[Data records]
★ ★ ★ ★ ★ ★ ★

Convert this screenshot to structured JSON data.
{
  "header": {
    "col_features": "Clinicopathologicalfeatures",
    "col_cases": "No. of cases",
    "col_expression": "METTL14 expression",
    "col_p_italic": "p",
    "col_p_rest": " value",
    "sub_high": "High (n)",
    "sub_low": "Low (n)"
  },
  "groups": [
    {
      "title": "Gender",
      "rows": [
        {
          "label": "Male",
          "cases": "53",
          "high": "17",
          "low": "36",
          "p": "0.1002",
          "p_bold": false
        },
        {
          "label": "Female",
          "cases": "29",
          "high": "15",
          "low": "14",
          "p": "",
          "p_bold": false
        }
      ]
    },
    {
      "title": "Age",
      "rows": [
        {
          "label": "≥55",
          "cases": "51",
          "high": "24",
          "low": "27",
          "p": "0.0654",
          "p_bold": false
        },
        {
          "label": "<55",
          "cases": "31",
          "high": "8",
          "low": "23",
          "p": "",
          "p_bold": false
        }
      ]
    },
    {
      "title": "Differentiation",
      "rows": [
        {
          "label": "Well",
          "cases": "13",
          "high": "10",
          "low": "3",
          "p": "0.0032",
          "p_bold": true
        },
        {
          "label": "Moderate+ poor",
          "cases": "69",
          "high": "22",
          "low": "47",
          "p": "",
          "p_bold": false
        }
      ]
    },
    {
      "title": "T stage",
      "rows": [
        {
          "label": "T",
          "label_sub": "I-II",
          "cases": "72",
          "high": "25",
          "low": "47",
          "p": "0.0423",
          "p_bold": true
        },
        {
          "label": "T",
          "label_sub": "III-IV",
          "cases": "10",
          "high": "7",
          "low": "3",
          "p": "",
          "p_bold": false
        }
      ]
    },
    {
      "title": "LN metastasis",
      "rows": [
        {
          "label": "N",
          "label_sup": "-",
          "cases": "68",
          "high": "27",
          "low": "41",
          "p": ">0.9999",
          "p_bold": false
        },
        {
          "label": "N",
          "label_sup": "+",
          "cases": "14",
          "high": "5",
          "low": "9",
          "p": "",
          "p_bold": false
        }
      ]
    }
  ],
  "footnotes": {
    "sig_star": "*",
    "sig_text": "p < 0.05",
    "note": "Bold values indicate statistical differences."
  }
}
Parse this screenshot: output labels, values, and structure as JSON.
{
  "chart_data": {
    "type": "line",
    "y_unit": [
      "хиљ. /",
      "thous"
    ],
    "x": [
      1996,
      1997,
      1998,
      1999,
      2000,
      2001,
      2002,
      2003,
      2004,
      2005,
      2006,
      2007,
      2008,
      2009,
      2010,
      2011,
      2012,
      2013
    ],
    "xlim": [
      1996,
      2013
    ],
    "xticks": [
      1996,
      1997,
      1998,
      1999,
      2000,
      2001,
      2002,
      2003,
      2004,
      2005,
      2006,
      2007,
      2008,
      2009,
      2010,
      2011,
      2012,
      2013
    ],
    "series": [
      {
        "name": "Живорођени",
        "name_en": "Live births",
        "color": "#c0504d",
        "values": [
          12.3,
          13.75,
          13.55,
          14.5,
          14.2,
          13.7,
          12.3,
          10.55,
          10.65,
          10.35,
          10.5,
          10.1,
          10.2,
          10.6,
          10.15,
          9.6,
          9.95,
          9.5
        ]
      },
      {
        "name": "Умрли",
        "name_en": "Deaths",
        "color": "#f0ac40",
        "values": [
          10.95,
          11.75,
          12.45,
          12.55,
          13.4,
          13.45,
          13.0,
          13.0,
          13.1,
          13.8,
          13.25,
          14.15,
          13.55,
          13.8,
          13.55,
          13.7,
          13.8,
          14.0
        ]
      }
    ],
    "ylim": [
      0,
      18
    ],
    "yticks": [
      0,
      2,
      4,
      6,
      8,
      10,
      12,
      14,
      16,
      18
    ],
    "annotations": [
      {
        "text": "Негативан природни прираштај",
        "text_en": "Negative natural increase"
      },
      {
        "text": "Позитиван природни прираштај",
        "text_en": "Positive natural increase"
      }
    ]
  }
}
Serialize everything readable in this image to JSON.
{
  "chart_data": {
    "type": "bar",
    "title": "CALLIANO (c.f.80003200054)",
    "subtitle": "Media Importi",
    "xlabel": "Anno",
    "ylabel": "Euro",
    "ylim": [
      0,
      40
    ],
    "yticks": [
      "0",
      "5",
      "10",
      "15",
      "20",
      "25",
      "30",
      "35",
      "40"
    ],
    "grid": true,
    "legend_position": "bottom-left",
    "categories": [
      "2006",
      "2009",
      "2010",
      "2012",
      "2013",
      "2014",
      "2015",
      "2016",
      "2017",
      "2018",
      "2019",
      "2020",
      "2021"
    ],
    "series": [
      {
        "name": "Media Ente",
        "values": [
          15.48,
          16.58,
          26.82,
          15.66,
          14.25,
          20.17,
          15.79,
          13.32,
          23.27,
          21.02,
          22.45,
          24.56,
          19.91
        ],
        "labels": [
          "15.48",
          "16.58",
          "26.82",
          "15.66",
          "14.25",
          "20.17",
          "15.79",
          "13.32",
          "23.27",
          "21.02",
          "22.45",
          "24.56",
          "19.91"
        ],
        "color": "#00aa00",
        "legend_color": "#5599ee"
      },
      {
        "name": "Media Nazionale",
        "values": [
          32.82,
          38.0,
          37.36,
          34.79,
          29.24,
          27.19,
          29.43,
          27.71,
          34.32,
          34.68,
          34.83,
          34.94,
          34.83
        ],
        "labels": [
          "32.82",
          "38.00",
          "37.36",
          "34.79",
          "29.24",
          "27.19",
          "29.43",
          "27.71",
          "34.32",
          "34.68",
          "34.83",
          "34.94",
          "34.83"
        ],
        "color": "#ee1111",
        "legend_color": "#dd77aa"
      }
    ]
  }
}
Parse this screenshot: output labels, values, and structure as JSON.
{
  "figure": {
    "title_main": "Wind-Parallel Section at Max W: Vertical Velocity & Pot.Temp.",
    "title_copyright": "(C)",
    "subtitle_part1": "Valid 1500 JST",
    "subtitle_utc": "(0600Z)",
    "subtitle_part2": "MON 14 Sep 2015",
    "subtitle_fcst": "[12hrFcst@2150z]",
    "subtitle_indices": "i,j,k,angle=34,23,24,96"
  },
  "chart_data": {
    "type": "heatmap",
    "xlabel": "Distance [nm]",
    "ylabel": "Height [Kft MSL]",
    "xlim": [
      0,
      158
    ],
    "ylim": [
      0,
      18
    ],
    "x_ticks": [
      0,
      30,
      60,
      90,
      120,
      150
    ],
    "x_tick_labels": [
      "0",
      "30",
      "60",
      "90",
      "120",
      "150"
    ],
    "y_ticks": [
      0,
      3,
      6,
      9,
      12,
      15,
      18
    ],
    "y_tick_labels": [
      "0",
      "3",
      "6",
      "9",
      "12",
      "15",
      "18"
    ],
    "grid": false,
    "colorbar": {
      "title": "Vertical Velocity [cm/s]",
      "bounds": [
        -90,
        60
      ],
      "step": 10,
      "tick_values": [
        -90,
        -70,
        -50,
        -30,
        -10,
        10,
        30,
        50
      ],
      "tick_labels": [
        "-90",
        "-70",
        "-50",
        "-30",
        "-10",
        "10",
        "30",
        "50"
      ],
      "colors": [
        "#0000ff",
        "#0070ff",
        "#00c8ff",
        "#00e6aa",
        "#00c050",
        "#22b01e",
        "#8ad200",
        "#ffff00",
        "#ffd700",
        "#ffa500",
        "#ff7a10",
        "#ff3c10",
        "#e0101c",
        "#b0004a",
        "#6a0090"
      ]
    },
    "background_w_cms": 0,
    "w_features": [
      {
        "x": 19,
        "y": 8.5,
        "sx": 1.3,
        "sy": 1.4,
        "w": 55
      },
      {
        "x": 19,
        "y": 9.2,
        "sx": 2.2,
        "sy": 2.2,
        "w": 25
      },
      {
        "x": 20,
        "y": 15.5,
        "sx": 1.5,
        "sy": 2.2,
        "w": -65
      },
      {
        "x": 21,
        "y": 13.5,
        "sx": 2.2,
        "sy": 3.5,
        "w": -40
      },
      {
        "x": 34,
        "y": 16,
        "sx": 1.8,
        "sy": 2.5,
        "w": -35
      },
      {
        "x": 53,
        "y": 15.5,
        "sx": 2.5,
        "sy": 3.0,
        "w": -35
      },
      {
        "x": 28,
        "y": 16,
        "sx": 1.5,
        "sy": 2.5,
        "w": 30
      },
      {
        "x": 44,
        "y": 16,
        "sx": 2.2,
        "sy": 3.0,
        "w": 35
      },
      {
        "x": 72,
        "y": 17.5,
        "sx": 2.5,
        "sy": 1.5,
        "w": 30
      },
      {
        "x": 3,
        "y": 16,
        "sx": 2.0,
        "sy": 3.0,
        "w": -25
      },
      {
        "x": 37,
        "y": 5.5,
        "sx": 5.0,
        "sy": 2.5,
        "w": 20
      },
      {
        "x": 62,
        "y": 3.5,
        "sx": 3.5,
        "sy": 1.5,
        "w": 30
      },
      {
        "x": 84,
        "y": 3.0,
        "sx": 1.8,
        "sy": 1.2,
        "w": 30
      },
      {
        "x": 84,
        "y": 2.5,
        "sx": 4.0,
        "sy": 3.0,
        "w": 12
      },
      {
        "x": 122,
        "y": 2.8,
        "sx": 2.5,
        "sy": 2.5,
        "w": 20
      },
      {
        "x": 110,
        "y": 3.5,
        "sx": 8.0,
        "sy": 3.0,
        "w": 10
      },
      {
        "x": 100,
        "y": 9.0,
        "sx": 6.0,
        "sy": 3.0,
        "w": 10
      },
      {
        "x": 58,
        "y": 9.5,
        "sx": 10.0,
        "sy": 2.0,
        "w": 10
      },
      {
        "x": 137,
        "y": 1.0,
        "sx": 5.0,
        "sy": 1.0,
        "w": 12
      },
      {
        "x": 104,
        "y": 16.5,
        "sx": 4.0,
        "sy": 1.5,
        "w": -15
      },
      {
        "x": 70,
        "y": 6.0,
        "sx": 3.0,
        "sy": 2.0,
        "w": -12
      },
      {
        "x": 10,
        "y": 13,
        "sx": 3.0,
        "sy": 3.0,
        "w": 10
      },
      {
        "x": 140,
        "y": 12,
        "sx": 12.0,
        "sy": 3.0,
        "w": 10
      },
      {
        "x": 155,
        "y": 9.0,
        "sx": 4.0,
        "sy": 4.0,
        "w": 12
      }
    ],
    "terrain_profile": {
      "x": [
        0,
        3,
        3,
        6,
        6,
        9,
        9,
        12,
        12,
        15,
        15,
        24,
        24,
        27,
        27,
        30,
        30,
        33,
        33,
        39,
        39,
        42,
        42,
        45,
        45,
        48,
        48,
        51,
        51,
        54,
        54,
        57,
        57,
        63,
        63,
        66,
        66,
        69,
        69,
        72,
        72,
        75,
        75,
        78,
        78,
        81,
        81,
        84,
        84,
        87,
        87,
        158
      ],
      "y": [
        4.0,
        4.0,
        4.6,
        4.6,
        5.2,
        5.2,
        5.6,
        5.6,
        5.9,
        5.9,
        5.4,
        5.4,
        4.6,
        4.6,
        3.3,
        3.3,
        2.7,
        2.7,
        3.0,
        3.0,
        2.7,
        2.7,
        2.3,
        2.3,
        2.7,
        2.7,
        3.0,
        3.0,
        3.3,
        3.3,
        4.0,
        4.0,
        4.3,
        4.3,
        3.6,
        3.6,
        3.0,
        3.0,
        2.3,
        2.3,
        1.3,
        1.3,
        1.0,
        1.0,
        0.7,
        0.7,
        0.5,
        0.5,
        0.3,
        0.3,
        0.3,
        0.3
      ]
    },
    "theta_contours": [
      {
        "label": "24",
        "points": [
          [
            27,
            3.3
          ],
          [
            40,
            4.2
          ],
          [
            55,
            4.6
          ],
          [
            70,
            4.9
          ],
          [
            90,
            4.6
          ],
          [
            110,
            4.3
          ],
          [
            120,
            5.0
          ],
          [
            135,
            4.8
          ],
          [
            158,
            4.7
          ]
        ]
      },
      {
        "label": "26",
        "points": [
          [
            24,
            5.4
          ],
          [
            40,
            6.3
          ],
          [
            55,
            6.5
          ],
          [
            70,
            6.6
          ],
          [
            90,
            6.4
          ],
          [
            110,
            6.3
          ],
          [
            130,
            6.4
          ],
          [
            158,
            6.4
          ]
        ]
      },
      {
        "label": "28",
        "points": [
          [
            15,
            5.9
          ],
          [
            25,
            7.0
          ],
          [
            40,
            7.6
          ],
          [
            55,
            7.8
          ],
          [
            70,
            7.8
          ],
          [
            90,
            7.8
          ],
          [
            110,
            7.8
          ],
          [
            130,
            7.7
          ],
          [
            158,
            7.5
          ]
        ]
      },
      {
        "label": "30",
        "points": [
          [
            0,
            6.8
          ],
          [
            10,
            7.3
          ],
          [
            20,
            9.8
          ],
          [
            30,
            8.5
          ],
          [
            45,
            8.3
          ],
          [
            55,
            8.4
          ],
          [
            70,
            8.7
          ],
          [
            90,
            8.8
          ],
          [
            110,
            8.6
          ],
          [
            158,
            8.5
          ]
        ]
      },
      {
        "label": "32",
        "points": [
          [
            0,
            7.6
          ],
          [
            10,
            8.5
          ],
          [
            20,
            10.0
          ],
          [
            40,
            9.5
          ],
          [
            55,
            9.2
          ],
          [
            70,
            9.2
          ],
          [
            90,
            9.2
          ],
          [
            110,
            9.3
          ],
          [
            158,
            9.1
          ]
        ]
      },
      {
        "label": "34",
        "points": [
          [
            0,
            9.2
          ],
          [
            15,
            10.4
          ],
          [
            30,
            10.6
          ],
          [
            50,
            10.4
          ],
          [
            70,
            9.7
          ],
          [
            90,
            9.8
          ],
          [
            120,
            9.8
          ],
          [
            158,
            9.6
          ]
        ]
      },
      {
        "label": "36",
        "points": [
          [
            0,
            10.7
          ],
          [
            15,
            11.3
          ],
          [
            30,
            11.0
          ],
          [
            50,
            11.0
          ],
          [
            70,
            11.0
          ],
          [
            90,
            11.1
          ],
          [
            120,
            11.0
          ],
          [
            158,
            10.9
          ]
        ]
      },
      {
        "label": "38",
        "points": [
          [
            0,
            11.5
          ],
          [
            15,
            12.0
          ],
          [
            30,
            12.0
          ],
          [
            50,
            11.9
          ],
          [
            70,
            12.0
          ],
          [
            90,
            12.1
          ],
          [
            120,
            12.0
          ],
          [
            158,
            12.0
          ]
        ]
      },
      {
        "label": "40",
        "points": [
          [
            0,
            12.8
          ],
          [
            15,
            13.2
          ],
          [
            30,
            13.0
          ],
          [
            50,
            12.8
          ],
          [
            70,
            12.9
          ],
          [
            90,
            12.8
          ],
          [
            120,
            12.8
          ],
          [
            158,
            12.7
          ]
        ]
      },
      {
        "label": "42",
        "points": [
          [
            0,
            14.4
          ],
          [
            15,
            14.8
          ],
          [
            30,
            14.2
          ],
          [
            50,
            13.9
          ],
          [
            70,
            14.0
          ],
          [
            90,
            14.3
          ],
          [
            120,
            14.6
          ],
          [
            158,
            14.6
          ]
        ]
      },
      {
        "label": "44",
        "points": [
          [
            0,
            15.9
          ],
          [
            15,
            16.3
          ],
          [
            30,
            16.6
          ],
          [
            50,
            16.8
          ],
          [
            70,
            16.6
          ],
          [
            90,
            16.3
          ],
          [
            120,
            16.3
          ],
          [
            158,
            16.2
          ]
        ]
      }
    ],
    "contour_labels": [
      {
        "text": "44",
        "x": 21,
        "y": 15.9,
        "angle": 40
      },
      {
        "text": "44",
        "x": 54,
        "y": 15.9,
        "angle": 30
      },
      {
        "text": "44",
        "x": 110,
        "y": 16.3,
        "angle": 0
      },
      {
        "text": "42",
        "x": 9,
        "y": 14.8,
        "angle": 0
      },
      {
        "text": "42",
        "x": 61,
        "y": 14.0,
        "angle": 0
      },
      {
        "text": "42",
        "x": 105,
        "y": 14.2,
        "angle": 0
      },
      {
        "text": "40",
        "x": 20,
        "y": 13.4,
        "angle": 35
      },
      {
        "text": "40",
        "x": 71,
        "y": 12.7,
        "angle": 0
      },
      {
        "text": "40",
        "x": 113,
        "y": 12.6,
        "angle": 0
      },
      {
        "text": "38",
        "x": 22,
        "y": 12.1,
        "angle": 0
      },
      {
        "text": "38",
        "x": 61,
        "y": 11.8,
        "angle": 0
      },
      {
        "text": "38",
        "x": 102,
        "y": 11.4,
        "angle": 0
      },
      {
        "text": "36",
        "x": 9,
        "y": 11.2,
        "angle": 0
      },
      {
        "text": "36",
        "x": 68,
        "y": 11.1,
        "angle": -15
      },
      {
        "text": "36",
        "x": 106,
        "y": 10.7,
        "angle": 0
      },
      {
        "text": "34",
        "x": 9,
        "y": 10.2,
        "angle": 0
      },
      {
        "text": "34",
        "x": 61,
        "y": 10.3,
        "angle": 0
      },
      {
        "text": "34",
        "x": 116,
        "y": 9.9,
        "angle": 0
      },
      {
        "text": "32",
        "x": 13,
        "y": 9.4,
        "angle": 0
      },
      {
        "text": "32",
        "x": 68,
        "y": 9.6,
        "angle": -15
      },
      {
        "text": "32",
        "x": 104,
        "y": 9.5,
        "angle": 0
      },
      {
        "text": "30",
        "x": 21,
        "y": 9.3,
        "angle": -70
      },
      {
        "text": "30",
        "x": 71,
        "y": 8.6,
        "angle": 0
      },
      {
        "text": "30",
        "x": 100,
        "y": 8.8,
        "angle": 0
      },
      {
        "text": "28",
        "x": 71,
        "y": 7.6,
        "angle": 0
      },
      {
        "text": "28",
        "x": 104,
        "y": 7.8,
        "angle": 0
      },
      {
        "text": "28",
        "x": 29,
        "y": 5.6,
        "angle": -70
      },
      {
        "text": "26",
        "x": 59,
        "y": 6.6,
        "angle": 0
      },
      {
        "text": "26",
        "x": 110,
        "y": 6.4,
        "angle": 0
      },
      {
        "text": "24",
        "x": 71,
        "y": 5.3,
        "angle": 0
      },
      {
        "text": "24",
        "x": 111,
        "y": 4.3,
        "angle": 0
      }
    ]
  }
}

★ ★ ★ ★ ★ ★ ★

- [Instruction]
From the listing, copy every line where the string "природни" appears.

- [Output for this task]
        "text": "Негативан природни прираштај",
        "text": "Позитиван природни прираштај",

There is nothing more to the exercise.